## What is asked
Only the number is wanted: how many lines contain "arcmin"?
-- Begin Records shown --
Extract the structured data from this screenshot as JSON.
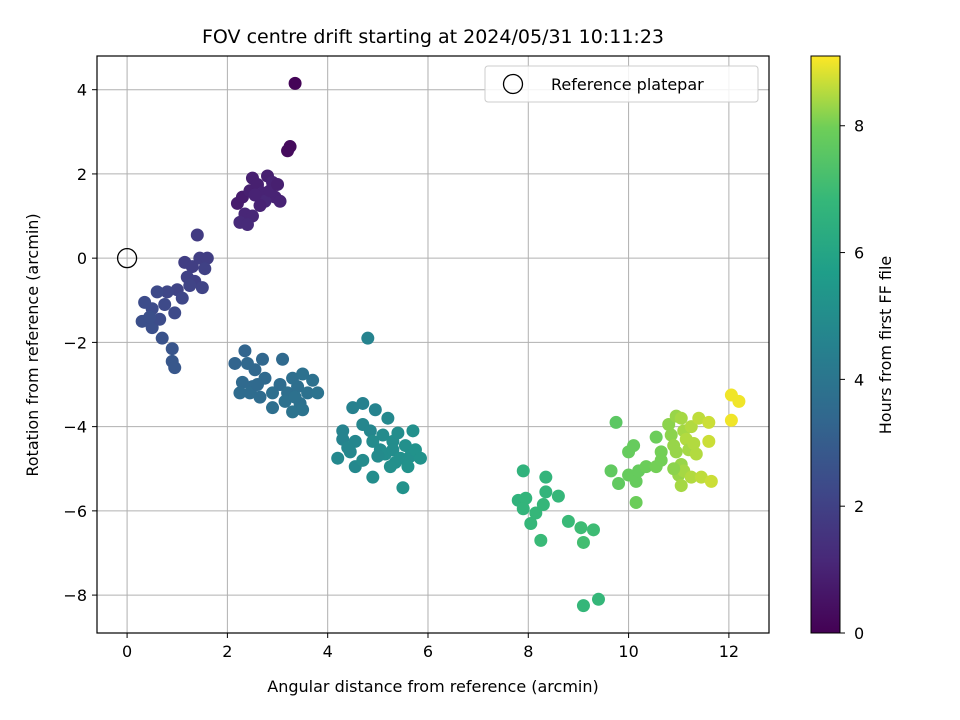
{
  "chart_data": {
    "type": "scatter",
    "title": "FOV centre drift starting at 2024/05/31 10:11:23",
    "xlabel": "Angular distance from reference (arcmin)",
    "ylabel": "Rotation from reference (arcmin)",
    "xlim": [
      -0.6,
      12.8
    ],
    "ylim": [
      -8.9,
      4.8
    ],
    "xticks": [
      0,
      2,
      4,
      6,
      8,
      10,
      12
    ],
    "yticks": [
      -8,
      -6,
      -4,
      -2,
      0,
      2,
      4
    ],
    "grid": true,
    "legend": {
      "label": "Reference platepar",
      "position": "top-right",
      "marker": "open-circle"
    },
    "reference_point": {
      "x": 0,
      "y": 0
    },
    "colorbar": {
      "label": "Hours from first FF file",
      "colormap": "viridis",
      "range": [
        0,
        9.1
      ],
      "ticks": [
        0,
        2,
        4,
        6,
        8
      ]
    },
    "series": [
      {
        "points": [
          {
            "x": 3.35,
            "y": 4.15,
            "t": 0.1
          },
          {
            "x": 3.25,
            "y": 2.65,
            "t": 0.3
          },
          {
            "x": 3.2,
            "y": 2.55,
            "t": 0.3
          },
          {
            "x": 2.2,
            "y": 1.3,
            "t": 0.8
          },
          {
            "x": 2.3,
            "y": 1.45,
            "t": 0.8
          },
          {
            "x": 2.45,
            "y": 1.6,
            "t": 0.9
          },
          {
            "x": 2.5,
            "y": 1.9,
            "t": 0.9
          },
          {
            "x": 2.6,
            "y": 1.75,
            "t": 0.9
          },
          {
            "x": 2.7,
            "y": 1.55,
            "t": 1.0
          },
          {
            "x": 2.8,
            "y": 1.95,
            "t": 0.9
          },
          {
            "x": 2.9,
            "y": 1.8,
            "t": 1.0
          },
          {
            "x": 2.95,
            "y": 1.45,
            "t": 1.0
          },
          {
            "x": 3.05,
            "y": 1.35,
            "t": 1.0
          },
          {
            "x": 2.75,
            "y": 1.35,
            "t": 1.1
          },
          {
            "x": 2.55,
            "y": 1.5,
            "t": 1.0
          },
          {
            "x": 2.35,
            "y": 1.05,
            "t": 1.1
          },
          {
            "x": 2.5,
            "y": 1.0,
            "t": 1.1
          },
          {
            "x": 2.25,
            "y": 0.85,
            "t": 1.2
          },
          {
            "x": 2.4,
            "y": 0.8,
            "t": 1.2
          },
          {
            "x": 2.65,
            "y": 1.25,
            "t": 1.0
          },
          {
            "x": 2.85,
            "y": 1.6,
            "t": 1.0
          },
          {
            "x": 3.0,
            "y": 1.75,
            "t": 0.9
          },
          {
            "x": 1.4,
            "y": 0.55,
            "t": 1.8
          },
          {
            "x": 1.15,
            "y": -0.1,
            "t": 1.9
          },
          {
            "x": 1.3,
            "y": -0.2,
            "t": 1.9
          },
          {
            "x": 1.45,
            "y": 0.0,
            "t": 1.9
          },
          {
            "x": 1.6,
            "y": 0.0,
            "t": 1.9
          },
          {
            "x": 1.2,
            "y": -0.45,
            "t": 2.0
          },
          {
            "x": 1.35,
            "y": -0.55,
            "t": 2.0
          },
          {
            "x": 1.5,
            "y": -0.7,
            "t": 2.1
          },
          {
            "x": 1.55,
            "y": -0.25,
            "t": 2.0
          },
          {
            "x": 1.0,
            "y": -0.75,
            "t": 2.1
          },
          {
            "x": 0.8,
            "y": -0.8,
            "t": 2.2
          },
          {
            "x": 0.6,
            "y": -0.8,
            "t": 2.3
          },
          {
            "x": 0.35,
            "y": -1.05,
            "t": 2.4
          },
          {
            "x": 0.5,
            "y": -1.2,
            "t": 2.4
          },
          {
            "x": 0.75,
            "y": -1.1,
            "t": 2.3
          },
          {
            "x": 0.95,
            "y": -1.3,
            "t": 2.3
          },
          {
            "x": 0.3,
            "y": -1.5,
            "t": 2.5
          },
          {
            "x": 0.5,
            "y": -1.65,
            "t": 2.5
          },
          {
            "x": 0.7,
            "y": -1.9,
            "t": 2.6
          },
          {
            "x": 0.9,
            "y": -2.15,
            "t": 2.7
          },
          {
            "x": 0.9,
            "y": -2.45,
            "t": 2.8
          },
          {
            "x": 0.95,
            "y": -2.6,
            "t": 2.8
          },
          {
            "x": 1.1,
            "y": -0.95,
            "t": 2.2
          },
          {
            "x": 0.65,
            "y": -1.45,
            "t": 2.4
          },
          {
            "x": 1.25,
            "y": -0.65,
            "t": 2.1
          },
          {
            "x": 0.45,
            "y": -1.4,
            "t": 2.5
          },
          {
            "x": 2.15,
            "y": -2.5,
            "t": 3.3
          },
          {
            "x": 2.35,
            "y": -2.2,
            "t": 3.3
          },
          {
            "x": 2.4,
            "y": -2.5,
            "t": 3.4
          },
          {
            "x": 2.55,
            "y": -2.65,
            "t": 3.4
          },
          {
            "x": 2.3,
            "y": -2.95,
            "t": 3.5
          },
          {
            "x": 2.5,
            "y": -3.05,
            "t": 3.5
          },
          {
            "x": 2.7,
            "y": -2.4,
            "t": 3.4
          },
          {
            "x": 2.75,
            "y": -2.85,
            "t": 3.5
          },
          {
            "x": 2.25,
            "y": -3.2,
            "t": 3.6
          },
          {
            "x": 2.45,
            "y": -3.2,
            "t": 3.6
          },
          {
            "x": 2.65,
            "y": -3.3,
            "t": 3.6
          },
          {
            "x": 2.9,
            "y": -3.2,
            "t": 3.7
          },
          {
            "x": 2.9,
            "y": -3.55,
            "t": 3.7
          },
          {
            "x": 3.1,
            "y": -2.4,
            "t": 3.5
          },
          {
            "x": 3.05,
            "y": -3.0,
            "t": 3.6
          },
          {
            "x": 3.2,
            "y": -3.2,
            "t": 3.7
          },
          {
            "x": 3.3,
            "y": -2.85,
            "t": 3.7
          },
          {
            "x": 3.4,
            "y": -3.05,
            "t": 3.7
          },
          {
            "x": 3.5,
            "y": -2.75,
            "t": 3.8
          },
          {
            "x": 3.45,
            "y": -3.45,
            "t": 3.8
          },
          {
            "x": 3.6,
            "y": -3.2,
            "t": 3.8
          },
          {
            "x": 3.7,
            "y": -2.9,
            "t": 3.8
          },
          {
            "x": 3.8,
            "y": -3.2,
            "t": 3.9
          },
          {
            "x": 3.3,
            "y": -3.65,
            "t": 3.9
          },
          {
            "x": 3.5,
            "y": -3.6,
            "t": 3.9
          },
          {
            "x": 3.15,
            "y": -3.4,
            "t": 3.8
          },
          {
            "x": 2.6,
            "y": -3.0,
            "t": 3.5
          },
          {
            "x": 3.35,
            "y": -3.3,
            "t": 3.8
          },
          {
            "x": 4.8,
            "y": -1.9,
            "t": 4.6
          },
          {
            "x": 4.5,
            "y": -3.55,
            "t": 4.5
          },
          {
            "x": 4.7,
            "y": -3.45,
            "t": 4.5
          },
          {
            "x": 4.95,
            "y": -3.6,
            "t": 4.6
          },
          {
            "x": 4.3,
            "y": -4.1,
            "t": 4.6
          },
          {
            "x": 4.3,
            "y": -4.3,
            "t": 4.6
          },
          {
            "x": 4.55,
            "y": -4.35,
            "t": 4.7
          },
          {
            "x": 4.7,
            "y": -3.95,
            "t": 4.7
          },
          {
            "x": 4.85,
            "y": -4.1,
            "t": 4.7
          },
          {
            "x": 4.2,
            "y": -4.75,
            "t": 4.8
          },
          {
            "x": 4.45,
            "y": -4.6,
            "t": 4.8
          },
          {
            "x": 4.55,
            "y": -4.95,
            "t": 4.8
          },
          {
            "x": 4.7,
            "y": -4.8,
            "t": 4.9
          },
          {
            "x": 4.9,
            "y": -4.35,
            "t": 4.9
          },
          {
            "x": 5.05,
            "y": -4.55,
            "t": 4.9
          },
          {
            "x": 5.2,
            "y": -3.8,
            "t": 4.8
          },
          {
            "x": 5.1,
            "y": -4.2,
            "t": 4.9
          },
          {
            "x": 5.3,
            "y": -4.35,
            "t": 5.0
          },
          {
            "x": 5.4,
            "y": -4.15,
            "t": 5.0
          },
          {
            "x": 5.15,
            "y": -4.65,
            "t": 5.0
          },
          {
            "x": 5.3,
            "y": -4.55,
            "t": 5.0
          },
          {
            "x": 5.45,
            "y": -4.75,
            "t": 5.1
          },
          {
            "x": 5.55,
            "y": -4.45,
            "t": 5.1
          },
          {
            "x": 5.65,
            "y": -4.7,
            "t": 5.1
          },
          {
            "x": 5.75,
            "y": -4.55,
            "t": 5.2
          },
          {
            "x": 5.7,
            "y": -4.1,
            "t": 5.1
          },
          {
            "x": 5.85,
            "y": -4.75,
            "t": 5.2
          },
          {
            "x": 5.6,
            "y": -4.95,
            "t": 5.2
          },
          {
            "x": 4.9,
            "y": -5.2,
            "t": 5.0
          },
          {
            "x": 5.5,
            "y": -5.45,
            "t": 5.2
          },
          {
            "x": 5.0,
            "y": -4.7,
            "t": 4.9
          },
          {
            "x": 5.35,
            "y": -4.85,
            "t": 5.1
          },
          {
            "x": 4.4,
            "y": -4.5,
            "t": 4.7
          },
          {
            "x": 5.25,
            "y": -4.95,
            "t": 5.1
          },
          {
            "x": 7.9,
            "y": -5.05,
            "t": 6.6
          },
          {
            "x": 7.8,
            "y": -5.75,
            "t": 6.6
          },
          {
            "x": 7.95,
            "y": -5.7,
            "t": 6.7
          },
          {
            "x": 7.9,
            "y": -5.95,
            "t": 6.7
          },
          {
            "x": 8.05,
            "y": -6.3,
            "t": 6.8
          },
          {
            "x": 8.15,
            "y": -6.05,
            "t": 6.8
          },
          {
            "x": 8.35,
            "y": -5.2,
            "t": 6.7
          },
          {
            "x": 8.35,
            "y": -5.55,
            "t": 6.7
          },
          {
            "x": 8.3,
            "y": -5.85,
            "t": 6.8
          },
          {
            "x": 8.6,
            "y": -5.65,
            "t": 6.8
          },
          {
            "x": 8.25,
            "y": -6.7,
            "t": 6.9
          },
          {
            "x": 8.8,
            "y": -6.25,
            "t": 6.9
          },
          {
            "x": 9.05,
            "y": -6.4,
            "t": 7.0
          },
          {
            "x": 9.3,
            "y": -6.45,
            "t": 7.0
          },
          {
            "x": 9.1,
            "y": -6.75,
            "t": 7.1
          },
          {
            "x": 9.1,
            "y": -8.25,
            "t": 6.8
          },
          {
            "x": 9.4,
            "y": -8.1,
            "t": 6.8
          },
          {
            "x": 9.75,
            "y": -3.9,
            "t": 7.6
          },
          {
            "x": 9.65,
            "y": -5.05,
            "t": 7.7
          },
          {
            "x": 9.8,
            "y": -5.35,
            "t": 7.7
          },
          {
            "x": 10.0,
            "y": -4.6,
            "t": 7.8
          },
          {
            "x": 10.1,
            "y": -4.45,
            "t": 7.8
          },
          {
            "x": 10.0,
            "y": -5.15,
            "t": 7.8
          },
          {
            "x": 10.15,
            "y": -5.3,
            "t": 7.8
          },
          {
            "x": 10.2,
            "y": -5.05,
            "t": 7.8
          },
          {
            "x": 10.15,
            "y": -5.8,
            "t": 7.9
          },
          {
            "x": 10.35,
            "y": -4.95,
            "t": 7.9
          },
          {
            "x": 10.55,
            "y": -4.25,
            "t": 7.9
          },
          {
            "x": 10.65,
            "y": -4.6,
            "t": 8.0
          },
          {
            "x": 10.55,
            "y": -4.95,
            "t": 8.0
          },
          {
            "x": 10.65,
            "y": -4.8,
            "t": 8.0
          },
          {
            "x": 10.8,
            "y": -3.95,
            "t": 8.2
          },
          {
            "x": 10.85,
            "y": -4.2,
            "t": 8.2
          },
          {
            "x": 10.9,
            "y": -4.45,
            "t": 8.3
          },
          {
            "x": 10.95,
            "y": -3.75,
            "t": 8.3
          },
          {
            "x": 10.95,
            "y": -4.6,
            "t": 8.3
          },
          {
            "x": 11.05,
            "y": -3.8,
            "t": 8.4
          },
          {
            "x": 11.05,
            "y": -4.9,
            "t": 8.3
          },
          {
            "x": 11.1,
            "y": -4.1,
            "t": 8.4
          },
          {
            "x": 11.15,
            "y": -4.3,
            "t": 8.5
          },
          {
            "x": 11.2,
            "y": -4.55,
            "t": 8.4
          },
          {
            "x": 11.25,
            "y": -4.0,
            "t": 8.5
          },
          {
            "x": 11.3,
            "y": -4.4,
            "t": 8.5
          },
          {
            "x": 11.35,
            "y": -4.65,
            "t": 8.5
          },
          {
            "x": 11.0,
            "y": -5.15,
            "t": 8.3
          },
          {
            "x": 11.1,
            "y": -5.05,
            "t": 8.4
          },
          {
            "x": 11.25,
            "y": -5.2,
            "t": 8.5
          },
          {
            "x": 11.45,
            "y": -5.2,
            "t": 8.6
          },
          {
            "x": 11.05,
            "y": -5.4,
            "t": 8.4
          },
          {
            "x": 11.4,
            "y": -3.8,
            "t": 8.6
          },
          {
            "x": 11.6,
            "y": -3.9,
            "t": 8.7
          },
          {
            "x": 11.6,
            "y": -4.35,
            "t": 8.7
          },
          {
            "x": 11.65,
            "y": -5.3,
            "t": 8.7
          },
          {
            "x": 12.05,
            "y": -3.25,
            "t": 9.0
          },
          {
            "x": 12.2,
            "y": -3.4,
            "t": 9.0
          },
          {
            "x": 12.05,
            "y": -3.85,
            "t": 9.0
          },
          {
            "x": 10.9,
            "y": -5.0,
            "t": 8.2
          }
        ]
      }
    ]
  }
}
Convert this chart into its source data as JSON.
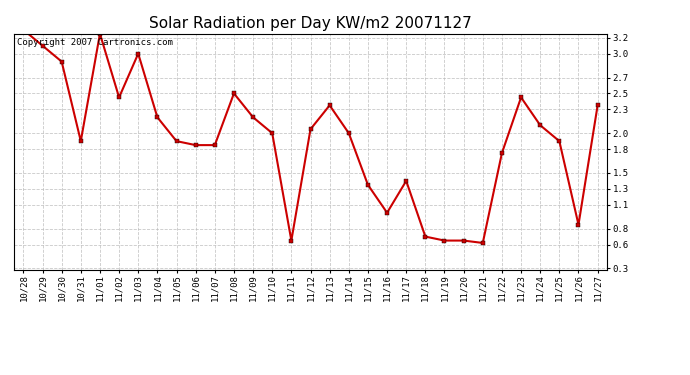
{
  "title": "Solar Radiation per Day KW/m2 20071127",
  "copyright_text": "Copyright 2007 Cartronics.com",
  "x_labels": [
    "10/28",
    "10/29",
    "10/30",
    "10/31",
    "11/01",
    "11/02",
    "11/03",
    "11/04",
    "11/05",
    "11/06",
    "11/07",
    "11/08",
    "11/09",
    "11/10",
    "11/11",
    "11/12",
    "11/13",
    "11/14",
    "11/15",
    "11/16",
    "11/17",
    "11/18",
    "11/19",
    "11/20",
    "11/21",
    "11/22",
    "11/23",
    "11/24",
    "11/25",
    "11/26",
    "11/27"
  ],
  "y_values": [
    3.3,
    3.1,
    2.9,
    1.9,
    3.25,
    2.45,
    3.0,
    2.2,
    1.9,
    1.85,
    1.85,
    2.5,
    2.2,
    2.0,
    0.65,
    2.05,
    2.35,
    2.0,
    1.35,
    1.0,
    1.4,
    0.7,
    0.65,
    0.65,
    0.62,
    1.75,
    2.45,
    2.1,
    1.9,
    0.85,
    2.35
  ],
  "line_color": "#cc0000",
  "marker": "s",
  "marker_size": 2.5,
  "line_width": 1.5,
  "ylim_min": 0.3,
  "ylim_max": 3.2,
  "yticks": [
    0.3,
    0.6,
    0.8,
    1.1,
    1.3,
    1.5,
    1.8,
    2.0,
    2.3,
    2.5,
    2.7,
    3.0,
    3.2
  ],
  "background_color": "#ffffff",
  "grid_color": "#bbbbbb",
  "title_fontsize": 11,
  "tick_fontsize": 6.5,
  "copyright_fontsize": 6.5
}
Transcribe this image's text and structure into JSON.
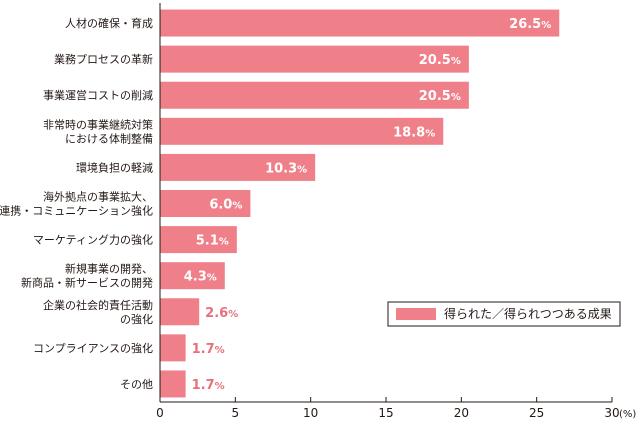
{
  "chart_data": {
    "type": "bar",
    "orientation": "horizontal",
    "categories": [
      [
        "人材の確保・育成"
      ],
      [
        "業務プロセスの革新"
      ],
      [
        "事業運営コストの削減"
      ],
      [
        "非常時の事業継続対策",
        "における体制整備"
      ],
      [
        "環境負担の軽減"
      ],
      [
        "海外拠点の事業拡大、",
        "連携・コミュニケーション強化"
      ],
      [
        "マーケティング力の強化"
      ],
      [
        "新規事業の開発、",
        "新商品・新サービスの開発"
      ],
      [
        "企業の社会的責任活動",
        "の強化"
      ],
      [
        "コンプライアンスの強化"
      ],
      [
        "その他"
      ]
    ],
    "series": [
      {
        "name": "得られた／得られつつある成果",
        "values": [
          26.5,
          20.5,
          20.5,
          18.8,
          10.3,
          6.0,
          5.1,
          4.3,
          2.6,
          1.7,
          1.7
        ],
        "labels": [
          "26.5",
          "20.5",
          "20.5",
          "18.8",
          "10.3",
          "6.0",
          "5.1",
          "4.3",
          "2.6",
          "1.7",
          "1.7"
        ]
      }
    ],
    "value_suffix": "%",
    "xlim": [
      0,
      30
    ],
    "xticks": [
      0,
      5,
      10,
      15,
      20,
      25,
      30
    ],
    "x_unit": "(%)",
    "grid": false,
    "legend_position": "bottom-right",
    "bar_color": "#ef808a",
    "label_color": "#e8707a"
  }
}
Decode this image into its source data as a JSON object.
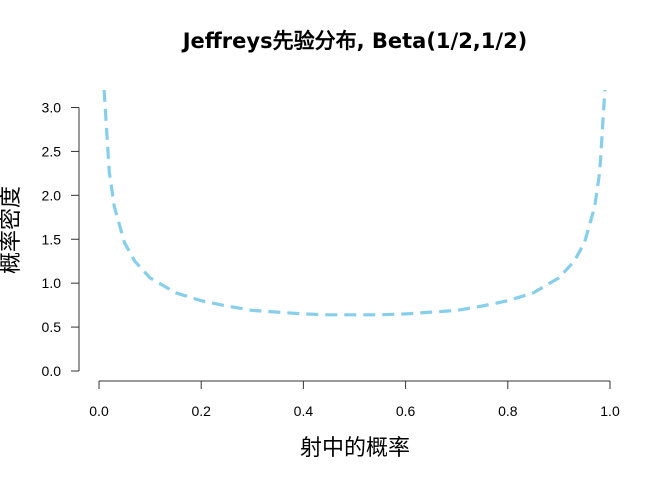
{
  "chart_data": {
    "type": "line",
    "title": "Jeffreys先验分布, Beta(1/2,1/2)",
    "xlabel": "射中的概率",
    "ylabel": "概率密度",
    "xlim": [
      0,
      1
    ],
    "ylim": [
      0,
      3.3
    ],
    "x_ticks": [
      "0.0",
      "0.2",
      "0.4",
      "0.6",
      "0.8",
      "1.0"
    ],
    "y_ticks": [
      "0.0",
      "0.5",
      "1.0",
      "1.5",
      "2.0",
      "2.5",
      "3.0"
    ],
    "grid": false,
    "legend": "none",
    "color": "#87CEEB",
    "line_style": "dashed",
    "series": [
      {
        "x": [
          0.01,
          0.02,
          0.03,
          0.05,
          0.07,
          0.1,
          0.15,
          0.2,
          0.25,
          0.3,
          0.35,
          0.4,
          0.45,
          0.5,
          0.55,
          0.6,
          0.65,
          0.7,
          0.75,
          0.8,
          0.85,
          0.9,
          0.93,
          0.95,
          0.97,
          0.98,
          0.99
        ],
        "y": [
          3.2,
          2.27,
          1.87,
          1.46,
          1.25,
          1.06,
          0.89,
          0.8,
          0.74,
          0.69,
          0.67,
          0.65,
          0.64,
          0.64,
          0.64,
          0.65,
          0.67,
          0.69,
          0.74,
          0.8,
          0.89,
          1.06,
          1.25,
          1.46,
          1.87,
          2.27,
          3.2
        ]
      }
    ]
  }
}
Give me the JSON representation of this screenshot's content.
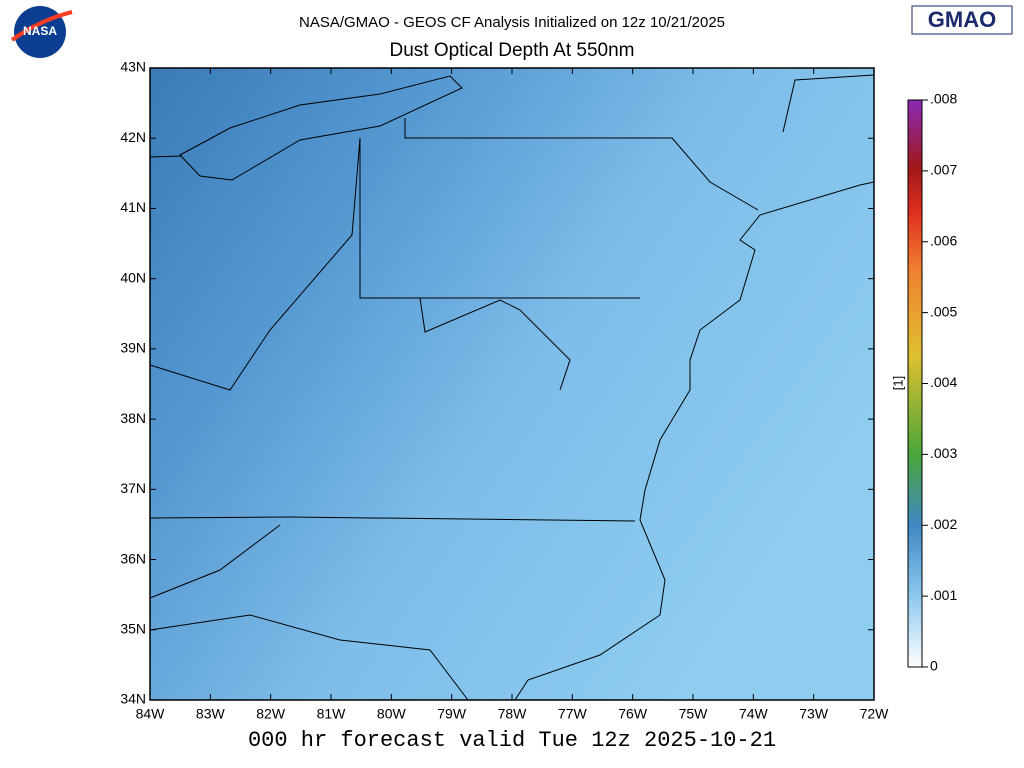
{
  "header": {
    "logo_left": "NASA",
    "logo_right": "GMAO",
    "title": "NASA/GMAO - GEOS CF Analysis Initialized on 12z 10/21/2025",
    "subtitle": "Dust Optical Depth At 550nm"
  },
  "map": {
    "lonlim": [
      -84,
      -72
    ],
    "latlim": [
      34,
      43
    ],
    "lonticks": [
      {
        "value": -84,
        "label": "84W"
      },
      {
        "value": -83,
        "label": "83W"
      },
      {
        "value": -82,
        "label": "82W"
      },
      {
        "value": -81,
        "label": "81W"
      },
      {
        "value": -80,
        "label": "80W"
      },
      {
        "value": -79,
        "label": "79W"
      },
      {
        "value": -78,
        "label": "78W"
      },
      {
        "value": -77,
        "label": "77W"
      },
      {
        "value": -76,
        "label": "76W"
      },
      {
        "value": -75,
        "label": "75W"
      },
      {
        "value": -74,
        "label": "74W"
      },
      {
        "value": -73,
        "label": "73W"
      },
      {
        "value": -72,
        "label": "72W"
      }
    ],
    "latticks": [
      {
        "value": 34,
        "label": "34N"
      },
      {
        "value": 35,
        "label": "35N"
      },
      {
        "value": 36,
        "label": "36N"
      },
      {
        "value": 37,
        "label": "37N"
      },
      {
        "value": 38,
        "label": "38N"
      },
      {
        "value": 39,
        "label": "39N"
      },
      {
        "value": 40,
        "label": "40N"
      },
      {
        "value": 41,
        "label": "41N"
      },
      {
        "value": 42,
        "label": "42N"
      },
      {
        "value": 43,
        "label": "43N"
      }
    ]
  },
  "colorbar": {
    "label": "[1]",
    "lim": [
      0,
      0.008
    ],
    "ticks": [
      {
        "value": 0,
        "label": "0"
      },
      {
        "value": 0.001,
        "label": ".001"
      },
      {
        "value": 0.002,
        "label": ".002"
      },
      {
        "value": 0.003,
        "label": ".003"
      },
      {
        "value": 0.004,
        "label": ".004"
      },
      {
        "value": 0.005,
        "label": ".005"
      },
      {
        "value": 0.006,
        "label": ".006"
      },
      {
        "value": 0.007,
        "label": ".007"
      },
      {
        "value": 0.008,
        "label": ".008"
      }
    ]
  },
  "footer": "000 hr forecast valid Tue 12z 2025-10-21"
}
-- End Records shown --
## Complete output
2